- **TASK DETAILS**: Each line that holds the word "JSON" should be returned.

+---+

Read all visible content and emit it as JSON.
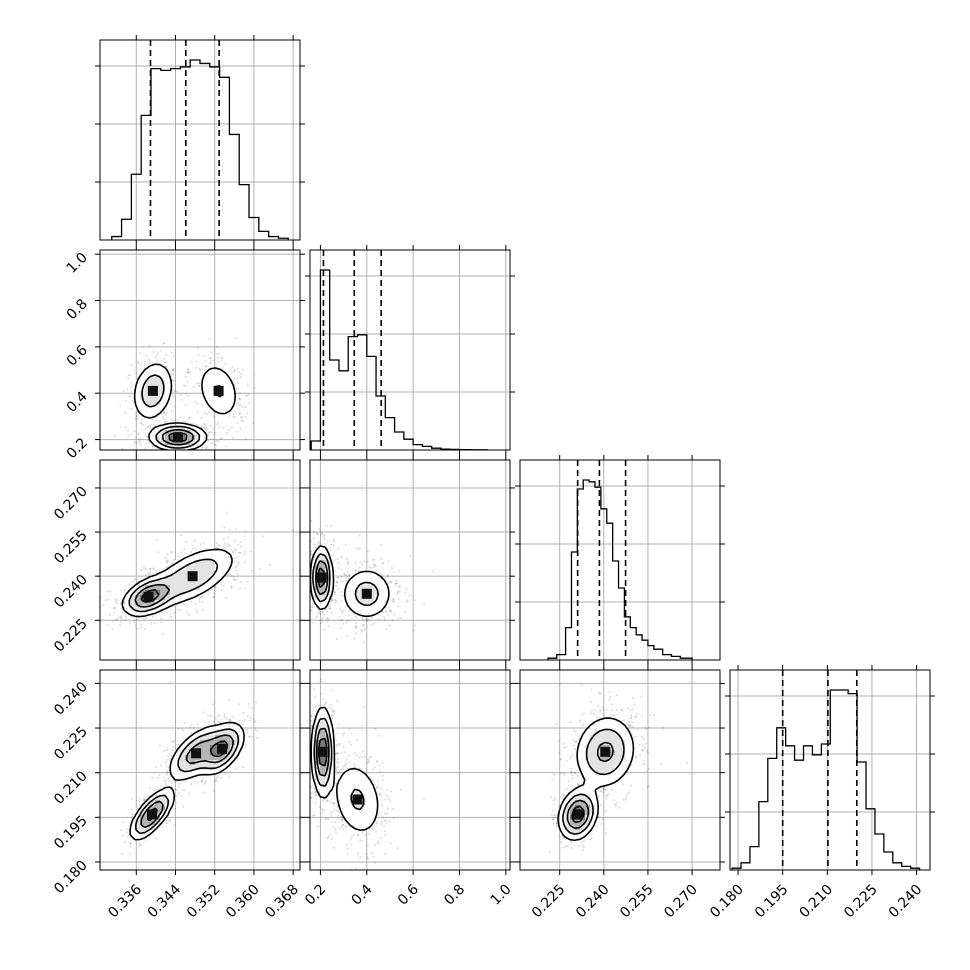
{
  "chart_data": {
    "type": "corner",
    "grid": true,
    "parameters": [
      {
        "range": [
          0.3286,
          0.3694
        ],
        "ticks": [
          "0.336",
          "0.344",
          "0.352",
          "0.360",
          "0.368"
        ],
        "tick_values": [
          0.336,
          0.344,
          0.352,
          0.36,
          0.368
        ],
        "quantiles": [
          0.3389,
          0.3461,
          0.3529
        ],
        "hist_edges": [
          0.331,
          0.333,
          0.335,
          0.337,
          0.339,
          0.341,
          0.343,
          0.345,
          0.347,
          0.349,
          0.351,
          0.353,
          0.355,
          0.357,
          0.359,
          0.361,
          0.363,
          0.365,
          0.367
        ],
        "hist_counts": [
          0.02,
          0.12,
          0.38,
          0.72,
          0.99,
          0.98,
          0.99,
          1.0,
          1.04,
          1.02,
          1.0,
          0.94,
          0.61,
          0.32,
          0.13,
          0.05,
          0.02,
          0.01
        ]
      },
      {
        "range": [
          0.155,
          1.018
        ],
        "ticks": [
          "0.2",
          "0.4",
          "0.6",
          "0.8",
          "1.0"
        ],
        "tick_values": [
          0.2,
          0.4,
          0.6,
          0.8,
          1.0
        ],
        "quantiles": [
          0.213,
          0.346,
          0.462
        ],
        "hist_edges": [
          0.16,
          0.2,
          0.24,
          0.28,
          0.32,
          0.36,
          0.4,
          0.44,
          0.48,
          0.52,
          0.56,
          0.6,
          0.64,
          0.68,
          0.72,
          0.76,
          0.8,
          0.84,
          0.88,
          0.92
        ],
        "hist_counts": [
          0.05,
          1.0,
          0.5,
          0.44,
          0.63,
          0.64,
          0.52,
          0.3,
          0.18,
          0.1,
          0.06,
          0.03,
          0.02,
          0.01,
          0.005,
          0.003,
          0.002,
          0.001,
          0.001
        ]
      },
      {
        "range": [
          0.2115,
          0.2795
        ],
        "ticks": [
          "0.225",
          "0.240",
          "0.255",
          "0.270"
        ],
        "tick_values": [
          0.225,
          0.24,
          0.255,
          0.27
        ],
        "quantiles": [
          0.2311,
          0.2385,
          0.2474
        ],
        "hist_edges": [
          0.221,
          0.224,
          0.227,
          0.229,
          0.231,
          0.233,
          0.235,
          0.237,
          0.239,
          0.241,
          0.243,
          0.245,
          0.247,
          0.249,
          0.251,
          0.253,
          0.255,
          0.257,
          0.26,
          0.263,
          0.266,
          0.27
        ],
        "hist_counts": [
          0.01,
          0.03,
          0.18,
          0.6,
          0.95,
          1.0,
          0.99,
          0.96,
          0.84,
          0.76,
          0.55,
          0.4,
          0.24,
          0.18,
          0.14,
          0.11,
          0.08,
          0.06,
          0.03,
          0.02,
          0.01
        ]
      },
      {
        "range": [
          0.1773,
          0.2445
        ],
        "ticks": [
          "0.180",
          "0.195",
          "0.210",
          "0.225",
          "0.240"
        ],
        "tick_values": [
          0.18,
          0.195,
          0.21,
          0.225,
          0.24
        ],
        "quantiles": [
          0.195,
          0.2102,
          0.2199
        ],
        "hist_edges": [
          0.178,
          0.181,
          0.184,
          0.187,
          0.19,
          0.193,
          0.196,
          0.199,
          0.202,
          0.205,
          0.208,
          0.211,
          0.214,
          0.217,
          0.22,
          0.223,
          0.226,
          0.229,
          0.232,
          0.235,
          0.238,
          0.241
        ],
        "hist_counts": [
          0.01,
          0.04,
          0.13,
          0.38,
          0.62,
          0.79,
          0.69,
          0.61,
          0.69,
          0.64,
          0.7,
          1.0,
          1.0,
          0.98,
          0.6,
          0.34,
          0.2,
          0.1,
          0.04,
          0.02,
          0.01
        ]
      }
    ],
    "joint": [
      {
        "row": 1,
        "col": 0,
        "modes": [
          {
            "x": 0.3394,
            "y": 0.41,
            "sx": 0.0022,
            "sy": 0.068,
            "rho": 0.2,
            "w": 0.35
          },
          {
            "x": 0.3445,
            "y": 0.21,
            "sx": 0.0028,
            "sy": 0.028,
            "rho": 0.0,
            "w": 0.4
          },
          {
            "x": 0.3528,
            "y": 0.41,
            "sx": 0.0024,
            "sy": 0.07,
            "rho": -0.25,
            "w": 0.25
          }
        ]
      },
      {
        "row": 2,
        "col": 0,
        "modes": [
          {
            "x": 0.3385,
            "y": 0.233,
            "sx": 0.0026,
            "sy": 0.0032,
            "rho": 0.4,
            "w": 0.4
          },
          {
            "x": 0.3475,
            "y": 0.24,
            "sx": 0.0046,
            "sy": 0.0052,
            "rho": 0.6,
            "w": 0.6
          }
        ]
      },
      {
        "row": 2,
        "col": 1,
        "modes": [
          {
            "x": 0.205,
            "y": 0.2395,
            "sx": 0.022,
            "sy": 0.0052,
            "rho": 0.0,
            "w": 0.5
          },
          {
            "x": 0.4,
            "y": 0.234,
            "sx": 0.06,
            "sy": 0.0048,
            "rho": 0.0,
            "w": 0.5
          }
        ]
      },
      {
        "row": 3,
        "col": 0,
        "modes": [
          {
            "x": 0.3392,
            "y": 0.196,
            "sx": 0.0022,
            "sy": 0.0042,
            "rho": 0.7,
            "w": 0.3
          },
          {
            "x": 0.3482,
            "y": 0.2165,
            "sx": 0.0028,
            "sy": 0.0046,
            "rho": 0.6,
            "w": 0.35
          },
          {
            "x": 0.3535,
            "y": 0.218,
            "sx": 0.0022,
            "sy": 0.0042,
            "rho": 0.5,
            "w": 0.35
          }
        ]
      },
      {
        "row": 3,
        "col": 1,
        "modes": [
          {
            "x": 0.21,
            "y": 0.217,
            "sx": 0.022,
            "sy": 0.0072,
            "rho": 0.0,
            "w": 0.55
          },
          {
            "x": 0.36,
            "y": 0.201,
            "sx": 0.06,
            "sy": 0.0072,
            "rho": -0.2,
            "w": 0.45
          }
        ]
      },
      {
        "row": 3,
        "col": 2,
        "modes": [
          {
            "x": 0.2312,
            "y": 0.196,
            "sx": 0.0032,
            "sy": 0.0042,
            "rho": 0.2,
            "w": 0.4
          },
          {
            "x": 0.2405,
            "y": 0.217,
            "sx": 0.0052,
            "sy": 0.0062,
            "rho": 0.1,
            "w": 0.6
          }
        ]
      }
    ]
  }
}
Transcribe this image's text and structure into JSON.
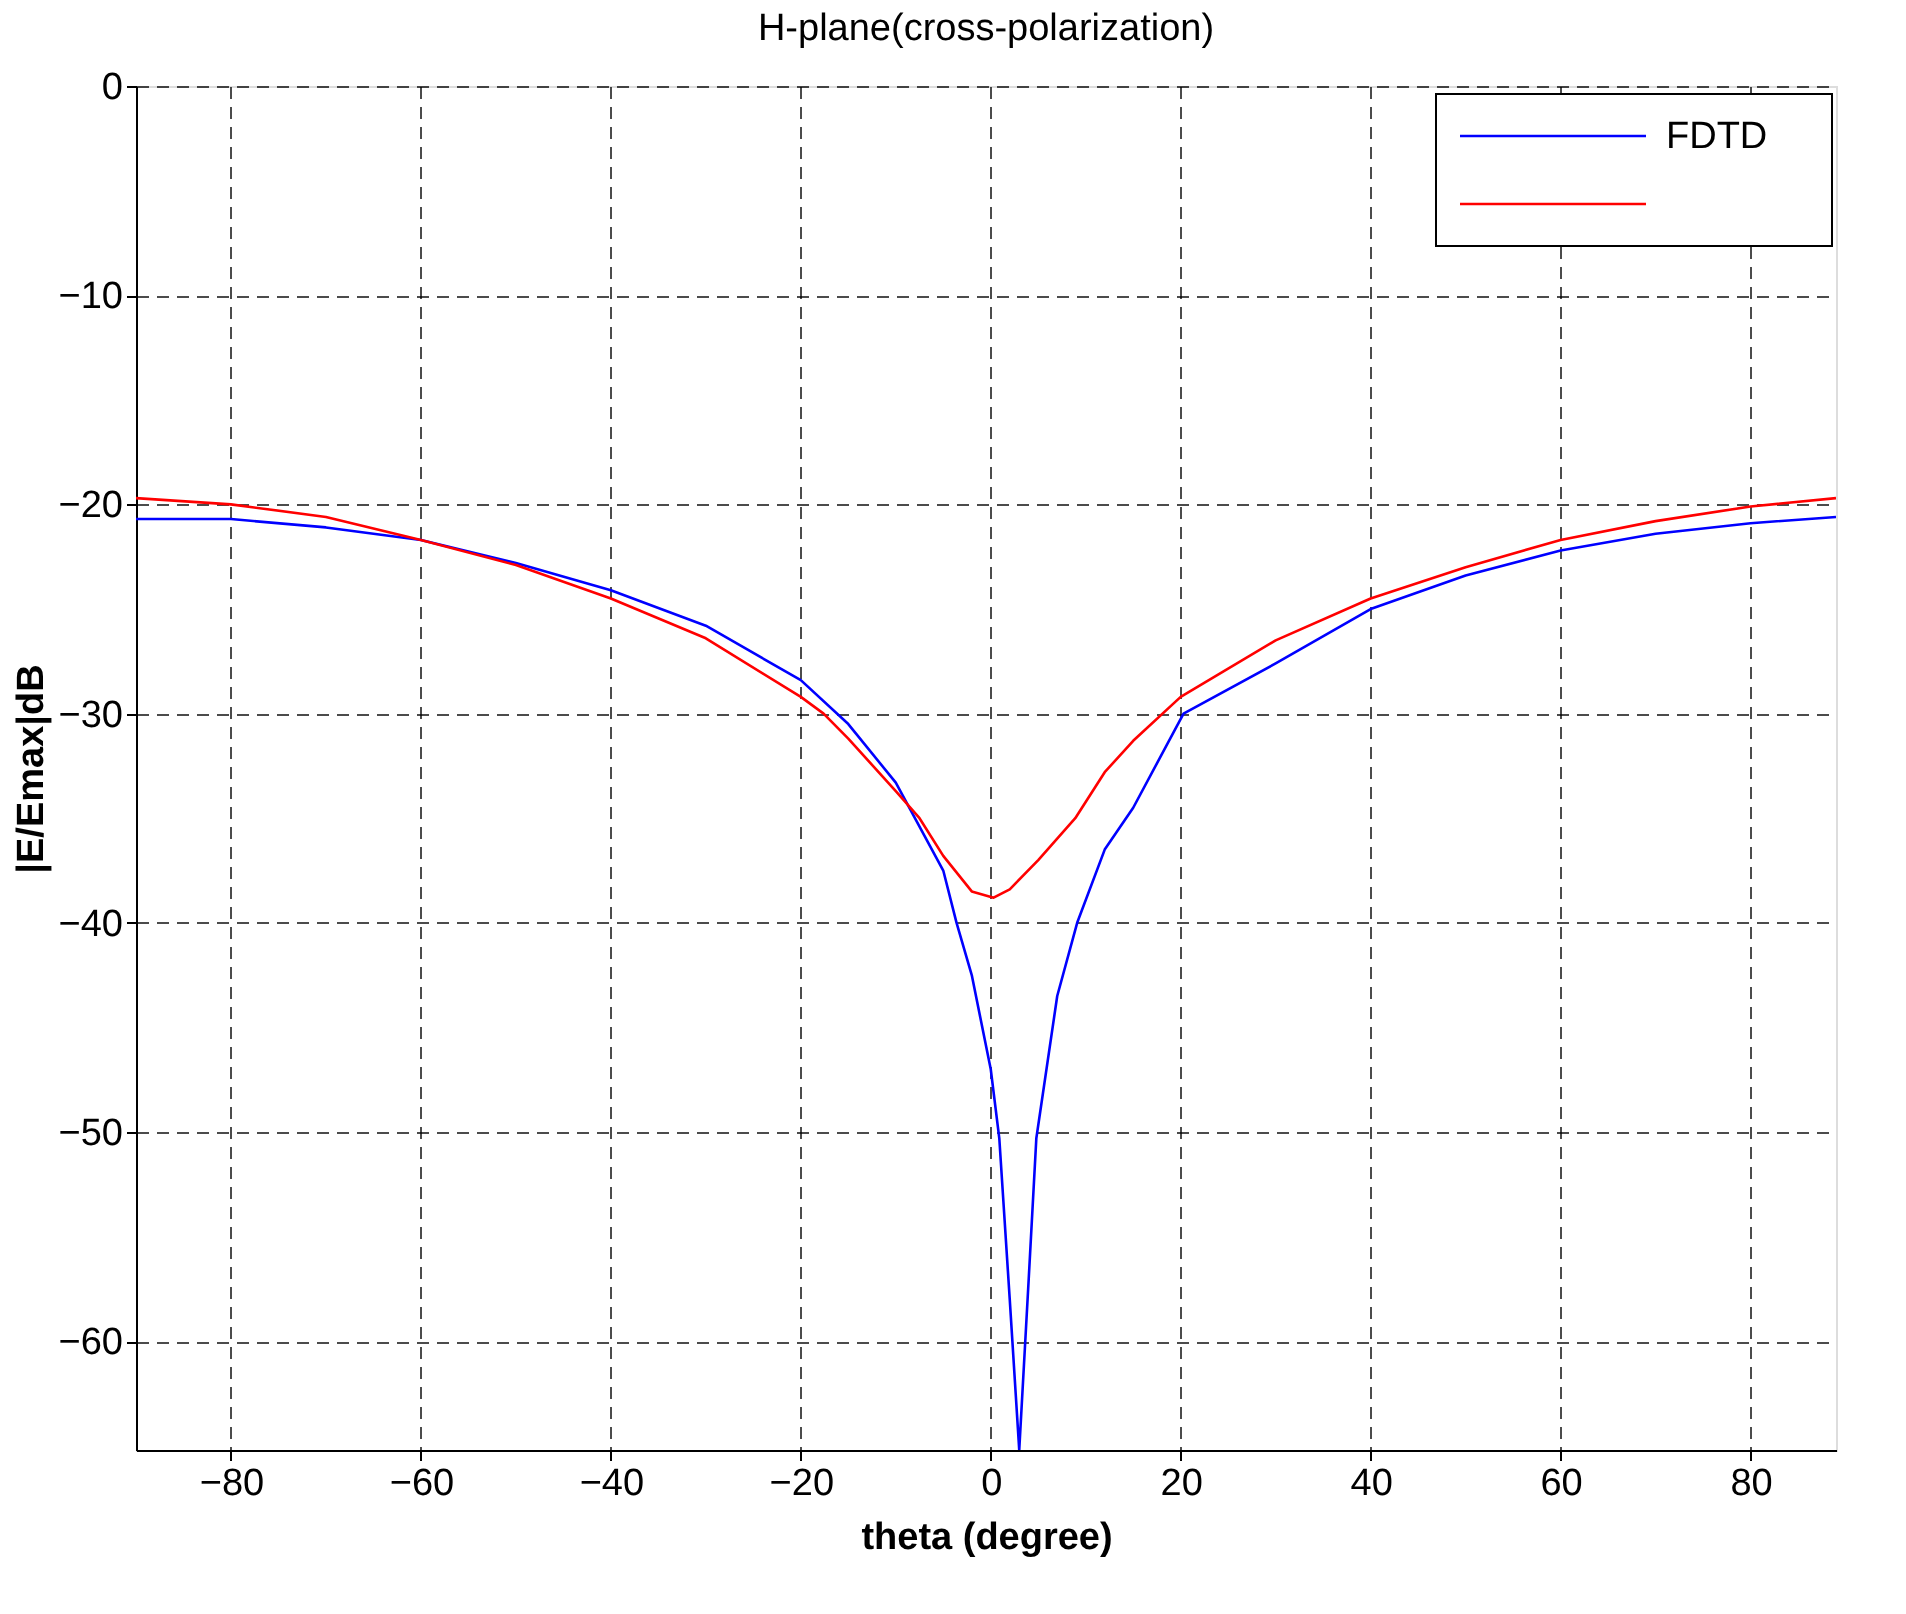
{
  "chart_data": {
    "type": "line",
    "title": "H-plane(cross-polarization)",
    "xlabel": "theta (degree)",
    "ylabel": "|E/Emax|dB",
    "xlim": [
      -90,
      89
    ],
    "ylim": [
      -65.2,
      0
    ],
    "xticks": [
      -80,
      -60,
      -40,
      -20,
      0,
      20,
      40,
      60,
      80
    ],
    "yticks": [
      -60,
      -50,
      -40,
      -30,
      -20,
      -10,
      0
    ],
    "grid": true,
    "legend": "top right",
    "line_style": "solid",
    "marker": "none",
    "series": [
      {
        "name": "FDTD",
        "color": "#0000ff",
        "x": [
          -90,
          -80,
          -70,
          -60,
          -50,
          -40,
          -30,
          -20,
          -15,
          -10,
          -5,
          -3.6,
          -2,
          0,
          0.9,
          2,
          3,
          4,
          4.8,
          7,
          9.1,
          12,
          15,
          20.3,
          30,
          40,
          50,
          60,
          70,
          80,
          89
        ],
        "values": [
          -20.7,
          -20.7,
          -21.1,
          -21.7,
          -22.8,
          -24.1,
          -25.8,
          -28.4,
          -30.5,
          -33.3,
          -37.5,
          -40,
          -42.5,
          -47,
          -50.3,
          -58,
          -65.2,
          -57,
          -50.3,
          -43.5,
          -40,
          -36.5,
          -34.5,
          -30,
          -27.6,
          -25,
          -23.4,
          -22.2,
          -21.4,
          -20.9,
          -20.6
        ]
      },
      {
        "color": "#ff0000",
        "x": [
          -90,
          -80,
          -70,
          -60,
          -50,
          -40,
          -30,
          -20,
          -17.6,
          -15,
          -10,
          -7.5,
          -5,
          -2,
          0.3,
          2,
          5,
          8.9,
          12,
          15,
          20,
          30,
          40,
          50,
          60,
          70,
          80,
          89
        ],
        "values": [
          -19.7,
          -20.0,
          -20.6,
          -21.7,
          -22.9,
          -24.5,
          -26.4,
          -29.2,
          -30,
          -31.2,
          -33.7,
          -35,
          -36.8,
          -38.5,
          -38.8,
          -38.4,
          -37.0,
          -35,
          -32.8,
          -31.3,
          -29.2,
          -26.5,
          -24.5,
          -23,
          -21.7,
          -20.8,
          -20.1,
          -19.7
        ]
      }
    ]
  }
}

+---+

- **RESPONSE TO THE EXERCISE**:
Read all visible content and emit it as JSON.
Transcribe this image's text and structure into JSON.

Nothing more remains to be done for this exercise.